What to work on> Quote each line of the material verbatim, without the pictures.

Given data>

********

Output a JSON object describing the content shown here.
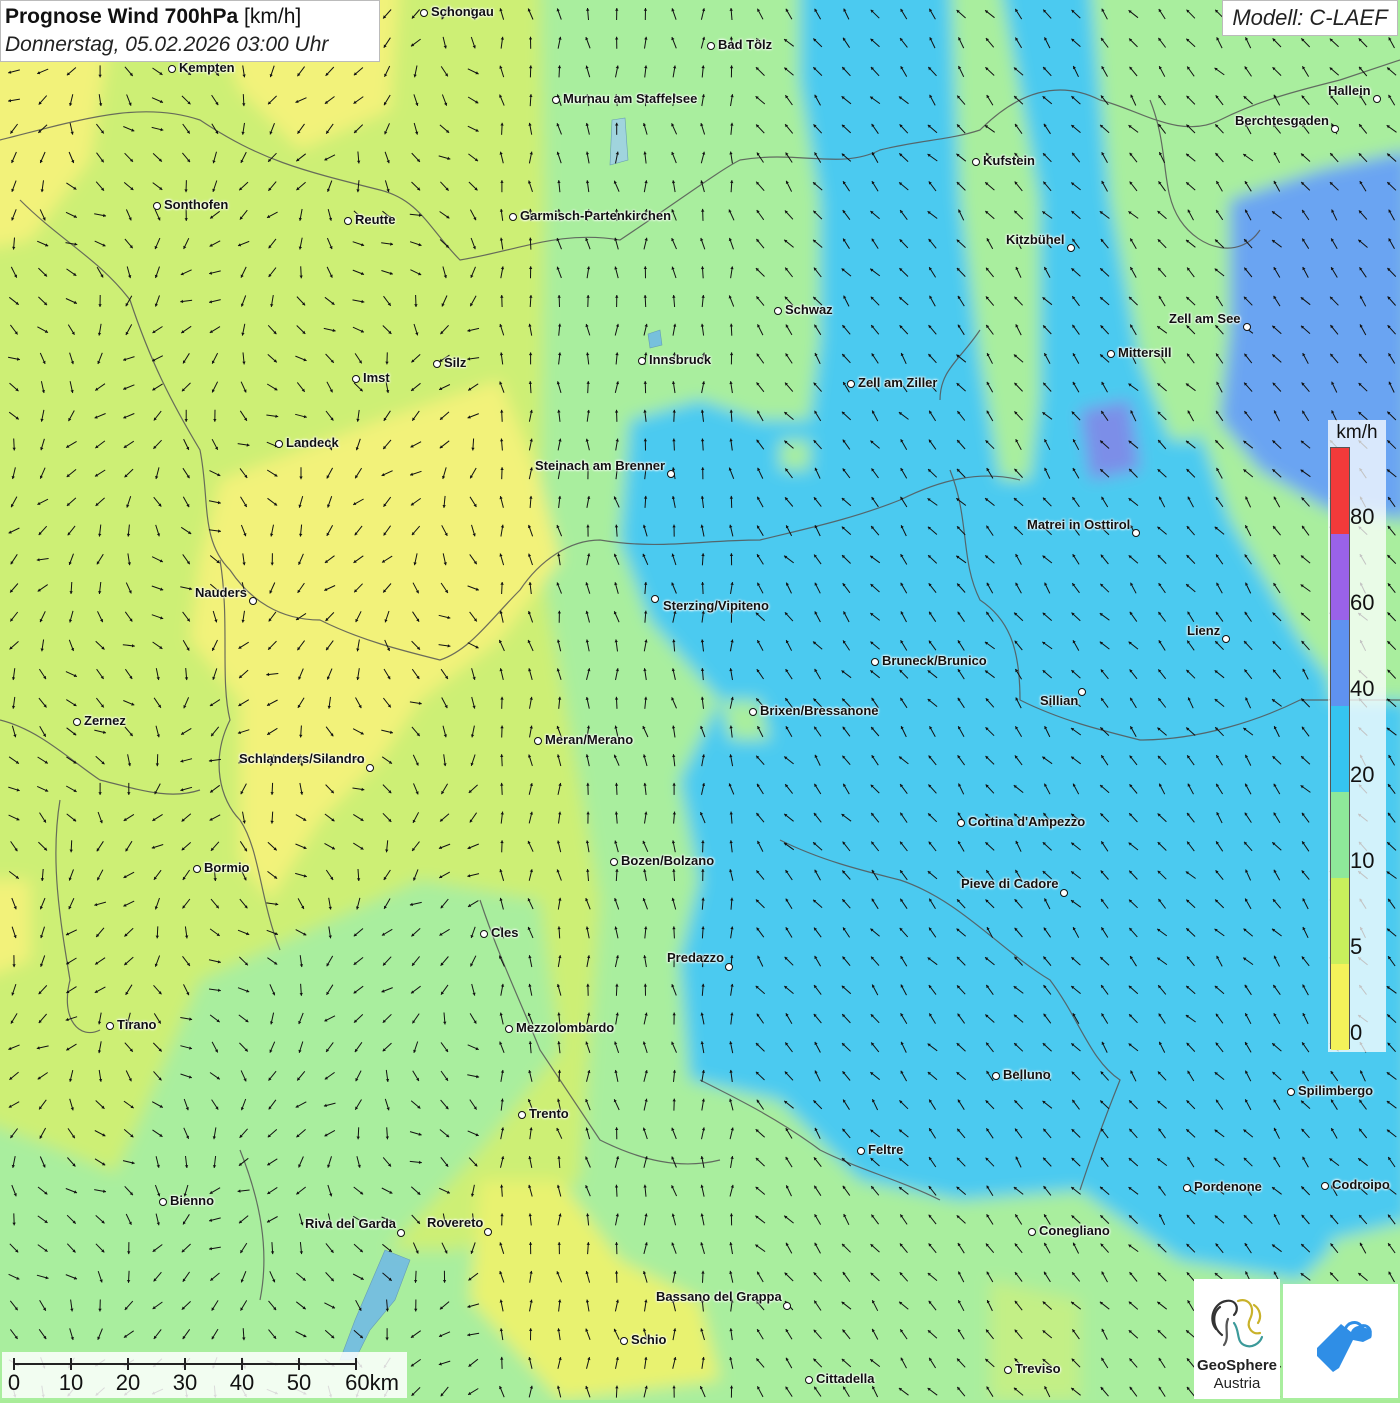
{
  "header": {
    "title_bold": "Prognose Wind 700hPa",
    "title_unit": "[km/h]",
    "datetime": "Donnerstag, 05.02.2026 03:00 Uhr",
    "model": "Modell: C-LAEF"
  },
  "legend": {
    "unit": "km/h",
    "segments": [
      {
        "color": "#f23a3a"
      },
      {
        "color": "#9a62e8"
      },
      {
        "color": "#5f92f0"
      },
      {
        "color": "#35c4f0"
      },
      {
        "color": "#8ee89a"
      },
      {
        "color": "#c8ef5c"
      },
      {
        "color": "#f4f25a"
      }
    ],
    "labels": [
      "80",
      "60",
      "40",
      "20",
      "10",
      "5",
      "0"
    ]
  },
  "scalebar": {
    "labels": [
      "0",
      "10",
      "20",
      "30",
      "40",
      "50",
      "60km"
    ]
  },
  "cities": [
    {
      "name": "Schongau",
      "dot": [
        424,
        13
      ],
      "label": "right"
    },
    {
      "name": "Bad Tölz",
      "dot": [
        711,
        46
      ],
      "label": "right"
    },
    {
      "name": "Kempten",
      "dot": [
        172,
        69
      ],
      "label": "right"
    },
    {
      "name": "Murnau am Staffelsee",
      "dot": [
        556,
        100
      ],
      "label": "right"
    },
    {
      "name": "Hallein",
      "dot": [
        1377,
        99
      ],
      "label": "left"
    },
    {
      "name": "Berchtesgaden",
      "dot": [
        1335,
        129
      ],
      "label": "left"
    },
    {
      "name": "Kufstein",
      "dot": [
        976,
        162
      ],
      "label": "right"
    },
    {
      "name": "Sonthofen",
      "dot": [
        157,
        206
      ],
      "label": "right"
    },
    {
      "name": "Reutte",
      "dot": [
        348,
        221
      ],
      "label": "right"
    },
    {
      "name": "Garmisch-Partenkirchen",
      "dot": [
        513,
        217
      ],
      "label": "right"
    },
    {
      "name": "Kitzbühel",
      "dot": [
        1071,
        248
      ],
      "label": "left"
    },
    {
      "name": "Schwaz",
      "dot": [
        778,
        311
      ],
      "label": "right"
    },
    {
      "name": "Zell am See",
      "dot": [
        1247,
        327
      ],
      "label": "left"
    },
    {
      "name": "Mittersill",
      "dot": [
        1111,
        354
      ],
      "label": "right"
    },
    {
      "name": "Innsbruck",
      "dot": [
        642,
        361
      ],
      "label": "right"
    },
    {
      "name": "Silz",
      "dot": [
        437,
        364
      ],
      "label": "right"
    },
    {
      "name": "Imst",
      "dot": [
        356,
        379
      ],
      "label": "right"
    },
    {
      "name": "Zell am Ziller",
      "dot": [
        851,
        384
      ],
      "label": "right"
    },
    {
      "name": "Landeck",
      "dot": [
        279,
        444
      ],
      "label": "right"
    },
    {
      "name": "Steinach am Brenner",
      "dot": [
        671,
        474
      ],
      "label": "left"
    },
    {
      "name": "Matrei in Osttirol",
      "dot": [
        1136,
        533
      ],
      "label": "left"
    },
    {
      "name": "Nauders",
      "dot": [
        253,
        601
      ],
      "label": "left"
    },
    {
      "name": "Sterzing/Vipiteno",
      "dot": [
        655,
        599
      ],
      "label": "rightdown"
    },
    {
      "name": "Lienz",
      "dot": [
        1226,
        639
      ],
      "label": "left"
    },
    {
      "name": "Bruneck/Brunico",
      "dot": [
        875,
        662
      ],
      "label": "right"
    },
    {
      "name": "Sillian",
      "dot": [
        1082,
        692
      ],
      "label": "leftdown"
    },
    {
      "name": "Brixen/Bressanone",
      "dot": [
        753,
        712
      ],
      "label": "right"
    },
    {
      "name": "Zernez",
      "dot": [
        77,
        722
      ],
      "label": "right"
    },
    {
      "name": "Meran/Merano",
      "dot": [
        538,
        741
      ],
      "label": "right"
    },
    {
      "name": "Schlanders/Silandro",
      "dot": [
        370,
        768
      ],
      "label": "leftup"
    },
    {
      "name": "Cortina d'Ampezzo",
      "dot": [
        961,
        823
      ],
      "label": "right"
    },
    {
      "name": "Bozen/Bolzano",
      "dot": [
        614,
        862
      ],
      "label": "right"
    },
    {
      "name": "Bormio",
      "dot": [
        197,
        869
      ],
      "label": "right"
    },
    {
      "name": "Pieve di Cadore",
      "dot": [
        1064,
        893
      ],
      "label": "leftup"
    },
    {
      "name": "Cles",
      "dot": [
        484,
        934
      ],
      "label": "right"
    },
    {
      "name": "Predazzo",
      "dot": [
        729,
        967
      ],
      "label": "leftup"
    },
    {
      "name": "Tirano",
      "dot": [
        110,
        1026
      ],
      "label": "right"
    },
    {
      "name": "Mezzolombardo",
      "dot": [
        509,
        1029
      ],
      "label": "right"
    },
    {
      "name": "Belluno",
      "dot": [
        996,
        1076
      ],
      "label": "right"
    },
    {
      "name": "Spilimbergo",
      "dot": [
        1291,
        1092
      ],
      "label": "right"
    },
    {
      "name": "Trento",
      "dot": [
        522,
        1115
      ],
      "label": "right"
    },
    {
      "name": "Feltre",
      "dot": [
        861,
        1151
      ],
      "label": "right"
    },
    {
      "name": "Pordenone",
      "dot": [
        1187,
        1188
      ],
      "label": "right"
    },
    {
      "name": "Codroipo",
      "dot": [
        1325,
        1186
      ],
      "label": "right"
    },
    {
      "name": "Bienno",
      "dot": [
        163,
        1202
      ],
      "label": "right"
    },
    {
      "name": "Riva del Garda",
      "dot": [
        401,
        1233
      ],
      "label": "leftup"
    },
    {
      "name": "Rovereto",
      "dot": [
        488,
        1232
      ],
      "label": "leftup"
    },
    {
      "name": "Conegliano",
      "dot": [
        1032,
        1232
      ],
      "label": "right"
    },
    {
      "name": "Bassano del Grappa",
      "dot": [
        787,
        1306
      ],
      "label": "leftup"
    },
    {
      "name": "Schio",
      "dot": [
        624,
        1341
      ],
      "label": "right"
    },
    {
      "name": "Treviso",
      "dot": [
        1008,
        1370
      ],
      "label": "right"
    },
    {
      "name": "Cittadella",
      "dot": [
        809,
        1380
      ],
      "label": "right"
    }
  ],
  "logos": {
    "geosphere_name": "GeoSphere",
    "geosphere_sub": "Austria"
  },
  "colors": {
    "yellow": "#f2f27a",
    "yellowgreen": "#cdef74",
    "green": "#a9ee9e",
    "cyan": "#4ccaf0",
    "blue": "#6aa4f2",
    "purple": "#8c7fe8",
    "border": "#555555",
    "brand_blue": "#2f8ee6"
  }
}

********

Task solution>
Output a JSON object describing the content shown here.
{
  "header": {
    "title_bold": "Prognose Wind 700hPa",
    "title_unit": "[km/h]",
    "datetime": "Donnerstag, 05.02.2026 03:00 Uhr",
    "model": "Modell: C-LAEF"
  },
  "legend": {
    "unit": "km/h",
    "segments": [
      {
        "color": "#f23a3a"
      },
      {
        "color": "#9a62e8"
      },
      {
        "color": "#5f92f0"
      },
      {
        "color": "#35c4f0"
      },
      {
        "color": "#8ee89a"
      },
      {
        "color": "#c8ef5c"
      },
      {
        "color": "#f4f25a"
      }
    ],
    "labels": [
      "80",
      "60",
      "40",
      "20",
      "10",
      "5",
      "0"
    ]
  },
  "scalebar": {
    "labels": [
      "0",
      "10",
      "20",
      "30",
      "40",
      "50",
      "60km"
    ]
  },
  "cities": [
    {
      "name": "Schongau",
      "dot": [
        424,
        13
      ],
      "label": "right"
    },
    {
      "name": "Bad Tölz",
      "dot": [
        711,
        46
      ],
      "label": "right"
    },
    {
      "name": "Kempten",
      "dot": [
        172,
        69
      ],
      "label": "right"
    },
    {
      "name": "Murnau am Staffelsee",
      "dot": [
        556,
        100
      ],
      "label": "right"
    },
    {
      "name": "Hallein",
      "dot": [
        1377,
        99
      ],
      "label": "left"
    },
    {
      "name": "Berchtesgaden",
      "dot": [
        1335,
        129
      ],
      "label": "left"
    },
    {
      "name": "Kufstein",
      "dot": [
        976,
        162
      ],
      "label": "right"
    },
    {
      "name": "Sonthofen",
      "dot": [
        157,
        206
      ],
      "label": "right"
    },
    {
      "name": "Reutte",
      "dot": [
        348,
        221
      ],
      "label": "right"
    },
    {
      "name": "Garmisch-Partenkirchen",
      "dot": [
        513,
        217
      ],
      "label": "right"
    },
    {
      "name": "Kitzbühel",
      "dot": [
        1071,
        248
      ],
      "label": "left"
    },
    {
      "name": "Schwaz",
      "dot": [
        778,
        311
      ],
      "label": "right"
    },
    {
      "name": "Zell am See",
      "dot": [
        1247,
        327
      ],
      "label": "left"
    },
    {
      "name": "Mittersill",
      "dot": [
        1111,
        354
      ],
      "label": "right"
    },
    {
      "name": "Innsbruck",
      "dot": [
        642,
        361
      ],
      "label": "right"
    },
    {
      "name": "Silz",
      "dot": [
        437,
        364
      ],
      "label": "right"
    },
    {
      "name": "Imst",
      "dot": [
        356,
        379
      ],
      "label": "right"
    },
    {
      "name": "Zell am Ziller",
      "dot": [
        851,
        384
      ],
      "label": "right"
    },
    {
      "name": "Landeck",
      "dot": [
        279,
        444
      ],
      "label": "right"
    },
    {
      "name": "Steinach am Brenner",
      "dot": [
        671,
        474
      ],
      "label": "left"
    },
    {
      "name": "Matrei in Osttirol",
      "dot": [
        1136,
        533
      ],
      "label": "left"
    },
    {
      "name": "Nauders",
      "dot": [
        253,
        601
      ],
      "label": "left"
    },
    {
      "name": "Sterzing/Vipiteno",
      "dot": [
        655,
        599
      ],
      "label": "rightdown"
    },
    {
      "name": "Lienz",
      "dot": [
        1226,
        639
      ],
      "label": "left"
    },
    {
      "name": "Bruneck/Brunico",
      "dot": [
        875,
        662
      ],
      "label": "right"
    },
    {
      "name": "Sillian",
      "dot": [
        1082,
        692
      ],
      "label": "leftdown"
    },
    {
      "name": "Brixen/Bressanone",
      "dot": [
        753,
        712
      ],
      "label": "right"
    },
    {
      "name": "Zernez",
      "dot": [
        77,
        722
      ],
      "label": "right"
    },
    {
      "name": "Meran/Merano",
      "dot": [
        538,
        741
      ],
      "label": "right"
    },
    {
      "name": "Schlanders/Silandro",
      "dot": [
        370,
        768
      ],
      "label": "leftup"
    },
    {
      "name": "Cortina d'Ampezzo",
      "dot": [
        961,
        823
      ],
      "label": "right"
    },
    {
      "name": "Bozen/Bolzano",
      "dot": [
        614,
        862
      ],
      "label": "right"
    },
    {
      "name": "Bormio",
      "dot": [
        197,
        869
      ],
      "label": "right"
    },
    {
      "name": "Pieve di Cadore",
      "dot": [
        1064,
        893
      ],
      "label": "leftup"
    },
    {
      "name": "Cles",
      "dot": [
        484,
        934
      ],
      "label": "right"
    },
    {
      "name": "Predazzo",
      "dot": [
        729,
        967
      ],
      "label": "leftup"
    },
    {
      "name": "Tirano",
      "dot": [
        110,
        1026
      ],
      "label": "right"
    },
    {
      "name": "Mezzolombardo",
      "dot": [
        509,
        1029
      ],
      "label": "right"
    },
    {
      "name": "Belluno",
      "dot": [
        996,
        1076
      ],
      "label": "right"
    },
    {
      "name": "Spilimbergo",
      "dot": [
        1291,
        1092
      ],
      "label": "right"
    },
    {
      "name": "Trento",
      "dot": [
        522,
        1115
      ],
      "label": "right"
    },
    {
      "name": "Feltre",
      "dot": [
        861,
        1151
      ],
      "label": "right"
    },
    {
      "name": "Pordenone",
      "dot": [
        1187,
        1188
      ],
      "label": "right"
    },
    {
      "name": "Codroipo",
      "dot": [
        1325,
        1186
      ],
      "label": "right"
    },
    {
      "name": "Bienno",
      "dot": [
        163,
        1202
      ],
      "label": "right"
    },
    {
      "name": "Riva del Garda",
      "dot": [
        401,
        1233
      ],
      "label": "leftup"
    },
    {
      "name": "Rovereto",
      "dot": [
        488,
        1232
      ],
      "label": "leftup"
    },
    {
      "name": "Conegliano",
      "dot": [
        1032,
        1232
      ],
      "label": "right"
    },
    {
      "name": "Bassano del Grappa",
      "dot": [
        787,
        1306
      ],
      "label": "leftup"
    },
    {
      "name": "Schio",
      "dot": [
        624,
        1341
      ],
      "label": "right"
    },
    {
      "name": "Treviso",
      "dot": [
        1008,
        1370
      ],
      "label": "right"
    },
    {
      "name": "Cittadella",
      "dot": [
        809,
        1380
      ],
      "label": "right"
    }
  ],
  "logos": {
    "geosphere_name": "GeoSphere",
    "geosphere_sub": "Austria"
  },
  "colors": {
    "yellow": "#f2f27a",
    "yellowgreen": "#cdef74",
    "green": "#a9ee9e",
    "cyan": "#4ccaf0",
    "blue": "#6aa4f2",
    "purple": "#8c7fe8",
    "border": "#555555",
    "brand_blue": "#2f8ee6"
  }
}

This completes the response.